**Task:**
Reproduce the complete listing without any deviation.

**Dataset rows:**
-- start --
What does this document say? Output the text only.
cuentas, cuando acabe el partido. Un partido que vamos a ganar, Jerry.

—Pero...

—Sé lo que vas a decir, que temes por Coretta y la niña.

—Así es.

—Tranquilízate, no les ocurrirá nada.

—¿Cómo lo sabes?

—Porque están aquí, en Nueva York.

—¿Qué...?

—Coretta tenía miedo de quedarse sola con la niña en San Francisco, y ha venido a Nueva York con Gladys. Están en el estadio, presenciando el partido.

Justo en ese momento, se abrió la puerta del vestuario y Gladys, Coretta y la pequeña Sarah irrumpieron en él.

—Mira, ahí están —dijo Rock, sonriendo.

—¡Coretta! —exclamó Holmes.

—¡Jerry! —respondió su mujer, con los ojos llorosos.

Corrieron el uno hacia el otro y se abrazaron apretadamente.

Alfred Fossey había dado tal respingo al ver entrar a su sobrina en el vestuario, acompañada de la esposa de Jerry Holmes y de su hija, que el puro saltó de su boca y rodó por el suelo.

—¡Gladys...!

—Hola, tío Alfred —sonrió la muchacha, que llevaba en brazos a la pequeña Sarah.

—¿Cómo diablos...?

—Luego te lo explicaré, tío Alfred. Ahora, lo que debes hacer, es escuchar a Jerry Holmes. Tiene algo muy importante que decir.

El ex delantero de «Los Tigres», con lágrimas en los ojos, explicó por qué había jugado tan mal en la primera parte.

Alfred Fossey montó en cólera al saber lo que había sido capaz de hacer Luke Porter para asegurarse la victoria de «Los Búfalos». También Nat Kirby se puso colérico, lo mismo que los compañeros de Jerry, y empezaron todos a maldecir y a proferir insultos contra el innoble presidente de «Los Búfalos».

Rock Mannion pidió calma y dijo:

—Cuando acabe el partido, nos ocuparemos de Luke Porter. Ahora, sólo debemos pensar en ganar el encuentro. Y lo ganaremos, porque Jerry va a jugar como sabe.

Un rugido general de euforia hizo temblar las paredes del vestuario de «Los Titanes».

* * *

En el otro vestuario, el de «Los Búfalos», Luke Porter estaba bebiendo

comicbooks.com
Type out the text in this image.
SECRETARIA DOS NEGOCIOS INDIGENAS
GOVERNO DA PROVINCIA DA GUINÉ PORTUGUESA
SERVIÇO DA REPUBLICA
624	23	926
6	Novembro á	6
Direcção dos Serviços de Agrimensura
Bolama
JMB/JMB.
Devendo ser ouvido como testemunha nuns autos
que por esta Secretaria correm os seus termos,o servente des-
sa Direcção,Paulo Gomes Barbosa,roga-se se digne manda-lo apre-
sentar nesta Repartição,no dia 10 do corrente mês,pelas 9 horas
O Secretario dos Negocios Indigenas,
-- end --
**Completed exercise:**
What does this document say? Output the text only.
cuentas, cuando acabe el partido. Un partido que vamos a ganar, Jerry.

—Pero...

—Sé lo que vas a decir, que temes por Coretta y la niña.

—Así es.

—Tranquilízate, no les ocurrirá nada.

—¿Cómo lo sabes?

—Porque están aquí, en Nueva York.

—¿Qué...?

—Coretta tenía miedo de quedarse sola con la niña en San Francisco, y ha venido a Nueva York con Gladys. Están en el estadio, presenciando el partido.

Justo en ese momento, se abrió la puerta del vestuario y Gladys, Coretta y la pequeña Sarah irrumpieron en él.

—Mira, ahí están —dijo Rock, sonriendo.

—¡Coretta! —exclamó Holmes.

—¡Jerry! —respondió su mujer, con los ojos llorosos.

Corrieron el uno hacia el otro y se abrazaron apretadamente.

Alfred Fossey había dado tal respingo al ver entrar a su sobrina en el vestuario, acompañada de la esposa de Jerry Holmes y de su hija, que el puro saltó de su boca y rodó por el suelo.

—¡Gladys...!

—Hola, tío Alfred —sonrió la muchacha, que llevaba en brazos a la pequeña Sarah.

—¿Cómo diablos...?

—Luego te lo explicaré, tío Alfred. Ahora, lo que debes hacer, es escuchar a Jerry Holmes. Tiene algo muy importante que decir.

El ex delantero de «Los Tigres», con lágrimas en los ojos, explicó por qué había jugado tan mal en la primera parte.

Alfred Fossey montó en cólera al saber lo que había sido capaz de hacer Luke Porter para asegurarse la victoria de «Los Búfalos». También Nat Kirby se puso colérico, lo mismo que los compañeros de Jerry, y empezaron todos a maldecir y a proferir insultos contra el innoble presidente de «Los Búfalos».

Rock Mannion pidió calma y dijo:

—Cuando acabe el partido, nos ocuparemos de Luke Porter. Ahora, sólo debemos pensar en ganar el encuentro. Y lo ganaremos, porque Jerry va a jugar como sabe.

Un rugido general de euforia hizo temblar las paredes del vestuario de «Los Titanes».

* * *

En el otro vestuario, el de «Los Búfalos», Luke Porter estaba bebiendo

comicbooks.com
Type out the text in this image.
SECRETARIA DOS NEGOCIOS INDIGENAS
GOVERNO DA PROVINCIA DA GUINÉ PORTUGUESA
SERVIÇO DA REPUBLICA
624	23	926
6	Novembro á	6
Direcção dos Serviços de Agrimensura
Bolama
JMB/JMB.
Devendo ser ouvido como testemunha nuns autos
que por esta Secretaria correm os seus termos,o servente des-
sa Direcção,Paulo Gomes Barbosa,roga-se se digne manda-lo apre-
sentar nesta Repartição,no dia 10 do corrente mês,pelas 9 horas
O Secretario dos Negocios Indigenas,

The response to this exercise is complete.